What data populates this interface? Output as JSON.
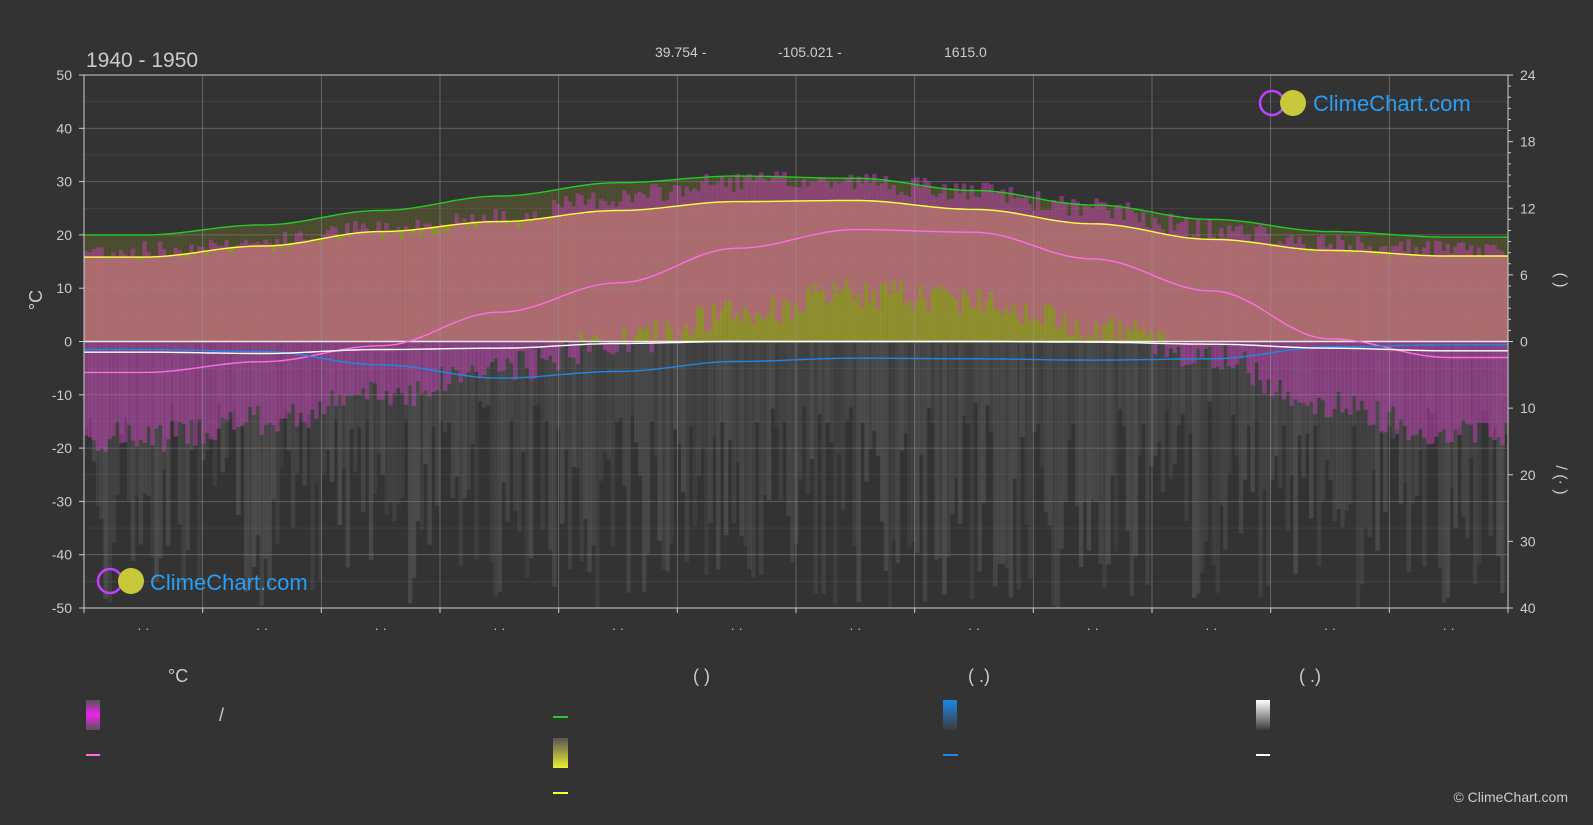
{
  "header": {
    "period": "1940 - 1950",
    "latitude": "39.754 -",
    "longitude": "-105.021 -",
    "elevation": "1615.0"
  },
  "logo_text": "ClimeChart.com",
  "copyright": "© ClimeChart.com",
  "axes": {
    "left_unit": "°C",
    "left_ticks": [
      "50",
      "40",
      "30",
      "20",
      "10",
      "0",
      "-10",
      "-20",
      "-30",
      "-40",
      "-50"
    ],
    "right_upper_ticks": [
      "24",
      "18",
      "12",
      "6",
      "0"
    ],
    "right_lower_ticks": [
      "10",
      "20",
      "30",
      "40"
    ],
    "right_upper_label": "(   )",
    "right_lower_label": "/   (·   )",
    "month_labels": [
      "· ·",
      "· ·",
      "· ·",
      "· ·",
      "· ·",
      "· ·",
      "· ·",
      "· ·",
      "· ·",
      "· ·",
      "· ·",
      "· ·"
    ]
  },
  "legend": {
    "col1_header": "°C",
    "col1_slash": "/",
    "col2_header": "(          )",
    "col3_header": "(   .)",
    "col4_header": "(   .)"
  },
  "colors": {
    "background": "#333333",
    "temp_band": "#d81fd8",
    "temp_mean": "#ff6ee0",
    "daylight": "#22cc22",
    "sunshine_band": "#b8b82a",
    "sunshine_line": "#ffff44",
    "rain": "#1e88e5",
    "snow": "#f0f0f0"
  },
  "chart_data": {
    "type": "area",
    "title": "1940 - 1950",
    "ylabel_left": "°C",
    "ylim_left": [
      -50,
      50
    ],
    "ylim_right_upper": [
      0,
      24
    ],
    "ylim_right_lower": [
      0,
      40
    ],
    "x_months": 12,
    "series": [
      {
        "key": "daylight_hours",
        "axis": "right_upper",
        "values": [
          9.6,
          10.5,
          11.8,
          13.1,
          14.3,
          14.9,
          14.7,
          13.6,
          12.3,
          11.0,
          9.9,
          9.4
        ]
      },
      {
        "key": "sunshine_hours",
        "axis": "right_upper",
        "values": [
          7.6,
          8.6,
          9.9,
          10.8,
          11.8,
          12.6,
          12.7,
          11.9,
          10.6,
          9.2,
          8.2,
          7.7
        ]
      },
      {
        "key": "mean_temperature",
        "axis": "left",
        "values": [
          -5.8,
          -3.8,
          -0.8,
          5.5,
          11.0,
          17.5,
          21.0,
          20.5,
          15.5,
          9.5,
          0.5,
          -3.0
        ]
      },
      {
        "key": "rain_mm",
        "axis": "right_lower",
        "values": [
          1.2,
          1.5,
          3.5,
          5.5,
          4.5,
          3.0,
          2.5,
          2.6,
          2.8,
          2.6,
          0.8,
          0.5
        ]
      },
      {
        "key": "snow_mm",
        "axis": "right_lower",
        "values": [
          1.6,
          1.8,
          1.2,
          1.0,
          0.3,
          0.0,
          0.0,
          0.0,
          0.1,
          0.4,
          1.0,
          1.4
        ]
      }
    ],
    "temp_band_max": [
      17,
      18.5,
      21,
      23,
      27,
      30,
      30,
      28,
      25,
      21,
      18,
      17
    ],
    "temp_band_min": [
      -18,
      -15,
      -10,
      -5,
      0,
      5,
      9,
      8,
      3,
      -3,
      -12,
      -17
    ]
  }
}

# # # #

Written task – Each record should be quoted exactly, with the images omitted.

Result of this exercise –
What data populates this interface? Output as JSON.
{
  "header": {
    "period": "1940 - 1950",
    "latitude": "39.754 -",
    "longitude": "-105.021 -",
    "elevation": "1615.0"
  },
  "logo_text": "ClimeChart.com",
  "copyright": "© ClimeChart.com",
  "axes": {
    "left_unit": "°C",
    "left_ticks": [
      "50",
      "40",
      "30",
      "20",
      "10",
      "0",
      "-10",
      "-20",
      "-30",
      "-40",
      "-50"
    ],
    "right_upper_ticks": [
      "24",
      "18",
      "12",
      "6",
      "0"
    ],
    "right_lower_ticks": [
      "10",
      "20",
      "30",
      "40"
    ],
    "right_upper_label": "(   )",
    "right_lower_label": "/   (·   )",
    "month_labels": [
      "· ·",
      "· ·",
      "· ·",
      "· ·",
      "· ·",
      "· ·",
      "· ·",
      "· ·",
      "· ·",
      "· ·",
      "· ·",
      "· ·"
    ]
  },
  "legend": {
    "col1_header": "°C",
    "col1_slash": "/",
    "col2_header": "(          )",
    "col3_header": "(   .)",
    "col4_header": "(   .)"
  },
  "colors": {
    "background": "#333333",
    "temp_band": "#d81fd8",
    "temp_mean": "#ff6ee0",
    "daylight": "#22cc22",
    "sunshine_band": "#b8b82a",
    "sunshine_line": "#ffff44",
    "rain": "#1e88e5",
    "snow": "#f0f0f0"
  },
  "chart_data": {
    "type": "area",
    "title": "1940 - 1950",
    "ylabel_left": "°C",
    "ylim_left": [
      -50,
      50
    ],
    "ylim_right_upper": [
      0,
      24
    ],
    "ylim_right_lower": [
      0,
      40
    ],
    "x_months": 12,
    "series": [
      {
        "key": "daylight_hours",
        "axis": "right_upper",
        "values": [
          9.6,
          10.5,
          11.8,
          13.1,
          14.3,
          14.9,
          14.7,
          13.6,
          12.3,
          11.0,
          9.9,
          9.4
        ]
      },
      {
        "key": "sunshine_hours",
        "axis": "right_upper",
        "values": [
          7.6,
          8.6,
          9.9,
          10.8,
          11.8,
          12.6,
          12.7,
          11.9,
          10.6,
          9.2,
          8.2,
          7.7
        ]
      },
      {
        "key": "mean_temperature",
        "axis": "left",
        "values": [
          -5.8,
          -3.8,
          -0.8,
          5.5,
          11.0,
          17.5,
          21.0,
          20.5,
          15.5,
          9.5,
          0.5,
          -3.0
        ]
      },
      {
        "key": "rain_mm",
        "axis": "right_lower",
        "values": [
          1.2,
          1.5,
          3.5,
          5.5,
          4.5,
          3.0,
          2.5,
          2.6,
          2.8,
          2.6,
          0.8,
          0.5
        ]
      },
      {
        "key": "snow_mm",
        "axis": "right_lower",
        "values": [
          1.6,
          1.8,
          1.2,
          1.0,
          0.3,
          0.0,
          0.0,
          0.0,
          0.1,
          0.4,
          1.0,
          1.4
        ]
      }
    ],
    "temp_band_max": [
      17,
      18.5,
      21,
      23,
      27,
      30,
      30,
      28,
      25,
      21,
      18,
      17
    ],
    "temp_band_min": [
      -18,
      -15,
      -10,
      -5,
      0,
      5,
      9,
      8,
      3,
      -3,
      -12,
      -17
    ]
  }
}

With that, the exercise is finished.